*TASK INSTRUCTIONS:* Exactly as written, please set down all of the entries again, with no pictures.

-- Start of RECORDED INFORMATION --

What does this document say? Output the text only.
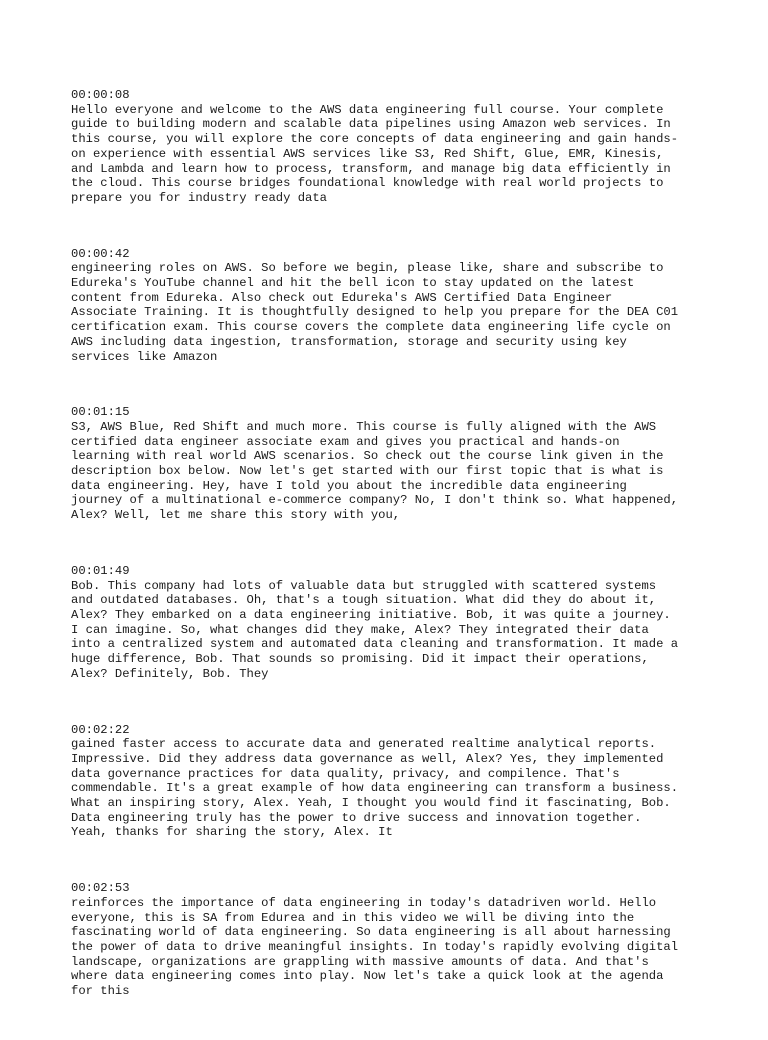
00:00:08
Hello everyone and welcome to the AWS data engineering full course. Your complete
guide to building modern and scalable data pipelines using Amazon web services. In
this course, you will explore the core concepts of data engineering and gain hands-
on experience with essential AWS services like S3, Red Shift, Glue, EMR, Kinesis,
and Lambda and learn how to process, transform, and manage big data efficiently in
the cloud. This course bridges foundational knowledge with real world projects to
prepare you for industry ready data
00:00:42
engineering roles on AWS. So before we begin, please like, share and subscribe to
Edureka's YouTube channel and hit the bell icon to stay updated on the latest
content from Edureka. Also check out Edureka's AWS Certified Data Engineer
Associate Training. It is thoughtfully designed to help you prepare for the DEA C01
certification exam. This course covers the complete data engineering life cycle on
AWS including data ingestion, transformation, storage and security using key
services like Amazon
00:01:15
S3, AWS Blue, Red Shift and much more. This course is fully aligned with the AWS
certified data engineer associate exam and gives you practical and hands-on
learning with real world AWS scenarios. So check out the course link given in the
description box below. Now let's get started with our first topic that is what is
data engineering. Hey, have I told you about the incredible data engineering
journey of a multinational e-commerce company? No, I don't think so. What happened,
Alex? Well, let me share this story with you,
00:01:49
Bob. This company had lots of valuable data but struggled with scattered systems
and outdated databases. Oh, that's a tough situation. What did they do about it,
Alex? They embarked on a data engineering initiative. Bob, it was quite a journey.
I can imagine. So, what changes did they make, Alex? They integrated their data
into a centralized system and automated data cleaning and transformation. It made a
huge difference, Bob. That sounds so promising. Did it impact their operations,
Alex? Definitely, Bob. They
00:02:22
gained faster access to accurate data and generated realtime analytical reports.
Impressive. Did they address data governance as well, Alex? Yes, they implemented
data governance practices for data quality, privacy, and compilence. That's
commendable. It's a great example of how data engineering can transform a business.
What an inspiring story, Alex. Yeah, I thought you would find it fascinating, Bob.
Data engineering truly has the power to drive success and innovation together.
Yeah, thanks for sharing the story, Alex. It
00:02:53
reinforces the importance of data engineering in today's datadriven world. Hello
everyone, this is SA from Edurea and in this video we will be diving into the
fascinating world of data engineering. So data engineering is all about harnessing
the power of data to drive meaningful insights. In today's rapidly evolving digital
landscape, organizations are grappling with massive amounts of data. And that's
where data engineering comes into play. Now let's take a quick look at the agenda
for this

-- End of RECORDED INFORMATION --

*EXERCISE SOLUTION:*
What does this document say? Output the text only.
00:00:08
Hello everyone and welcome to the AWS data engineering full course. Your complete
guide to building modern and scalable data pipelines using Amazon web services. In
this course, you will explore the core concepts of data engineering and gain hands-
on experience with essential AWS services like S3, Red Shift, Glue, EMR, Kinesis,
and Lambda and learn how to process, transform, and manage big data efficiently in
the cloud. This course bridges foundational knowledge with real world projects to
prepare you for industry ready data
00:00:42
engineering roles on AWS. So before we begin, please like, share and subscribe to
Edureka's YouTube channel and hit the bell icon to stay updated on the latest
content from Edureka. Also check out Edureka's AWS Certified Data Engineer
Associate Training. It is thoughtfully designed to help you prepare for the DEA C01
certification exam. This course covers the complete data engineering life cycle on
AWS including data ingestion, transformation, storage and security using key
services like Amazon
00:01:15
S3, AWS Blue, Red Shift and much more. This course is fully aligned with the AWS
certified data engineer associate exam and gives you practical and hands-on
learning with real world AWS scenarios. So check out the course link given in the
description box below. Now let's get started with our first topic that is what is
data engineering. Hey, have I told you about the incredible data engineering
journey of a multinational e-commerce company? No, I don't think so. What happened,
Alex? Well, let me share this story with you,
00:01:49
Bob. This company had lots of valuable data but struggled with scattered systems
and outdated databases. Oh, that's a tough situation. What did they do about it,
Alex? They embarked on a data engineering initiative. Bob, it was quite a journey.
I can imagine. So, what changes did they make, Alex? They integrated their data
into a centralized system and automated data cleaning and transformation. It made a
huge difference, Bob. That sounds so promising. Did it impact their operations,
Alex? Definitely, Bob. They
00:02:22
gained faster access to accurate data and generated realtime analytical reports.
Impressive. Did they address data governance as well, Alex? Yes, they implemented
data governance practices for data quality, privacy, and compilence. That's
commendable. It's a great example of how data engineering can transform a business.
What an inspiring story, Alex. Yeah, I thought you would find it fascinating, Bob.
Data engineering truly has the power to drive success and innovation together.
Yeah, thanks for sharing the story, Alex. It
00:02:53
reinforces the importance of data engineering in today's datadriven world. Hello
everyone, this is SA from Edurea and in this video we will be diving into the
fascinating world of data engineering. So data engineering is all about harnessing
the power of data to drive meaningful insights. In today's rapidly evolving digital
landscape, organizations are grappling with massive amounts of data. And that's
where data engineering comes into play. Now let's take a quick look at the agenda
for this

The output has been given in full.